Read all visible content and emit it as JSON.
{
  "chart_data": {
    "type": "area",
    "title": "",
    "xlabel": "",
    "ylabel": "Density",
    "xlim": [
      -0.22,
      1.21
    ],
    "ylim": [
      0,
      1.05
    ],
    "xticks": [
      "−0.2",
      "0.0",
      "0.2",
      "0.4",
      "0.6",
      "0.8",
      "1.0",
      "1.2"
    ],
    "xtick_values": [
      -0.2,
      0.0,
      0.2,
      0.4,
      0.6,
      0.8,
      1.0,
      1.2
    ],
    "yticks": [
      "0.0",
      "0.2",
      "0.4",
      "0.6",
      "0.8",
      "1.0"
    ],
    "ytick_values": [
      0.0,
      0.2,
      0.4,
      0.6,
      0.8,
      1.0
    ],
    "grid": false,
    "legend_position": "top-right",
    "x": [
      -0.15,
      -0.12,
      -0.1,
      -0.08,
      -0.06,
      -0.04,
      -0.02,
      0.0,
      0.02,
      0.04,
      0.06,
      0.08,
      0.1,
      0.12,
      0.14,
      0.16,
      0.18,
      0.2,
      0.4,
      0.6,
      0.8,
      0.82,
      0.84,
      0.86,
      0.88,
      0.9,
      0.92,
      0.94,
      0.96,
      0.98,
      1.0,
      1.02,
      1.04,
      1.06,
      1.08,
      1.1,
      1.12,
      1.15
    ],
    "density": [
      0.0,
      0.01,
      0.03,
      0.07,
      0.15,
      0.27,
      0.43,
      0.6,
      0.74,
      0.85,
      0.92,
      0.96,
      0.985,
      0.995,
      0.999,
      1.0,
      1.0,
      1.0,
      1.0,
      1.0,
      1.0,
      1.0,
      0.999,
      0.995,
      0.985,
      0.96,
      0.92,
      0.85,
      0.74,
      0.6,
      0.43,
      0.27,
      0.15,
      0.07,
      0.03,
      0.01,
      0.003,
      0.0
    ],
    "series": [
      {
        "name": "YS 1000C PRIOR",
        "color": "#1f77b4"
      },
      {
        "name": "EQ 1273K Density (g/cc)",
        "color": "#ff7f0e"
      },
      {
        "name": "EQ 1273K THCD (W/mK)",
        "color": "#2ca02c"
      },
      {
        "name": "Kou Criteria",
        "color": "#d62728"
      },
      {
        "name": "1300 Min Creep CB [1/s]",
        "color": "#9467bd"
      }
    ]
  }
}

* Aim
Search the data for the string "name" and copy each line where it appears.

* In response
        "name": "YS 1000C PRIOR",
        "name": "EQ 1273K Density (g/cc)",
        "name": "EQ 1273K THCD (W/mK)",
        "name": "Kou Criteria",
        "name": "1300 Min Creep CB [1/s]",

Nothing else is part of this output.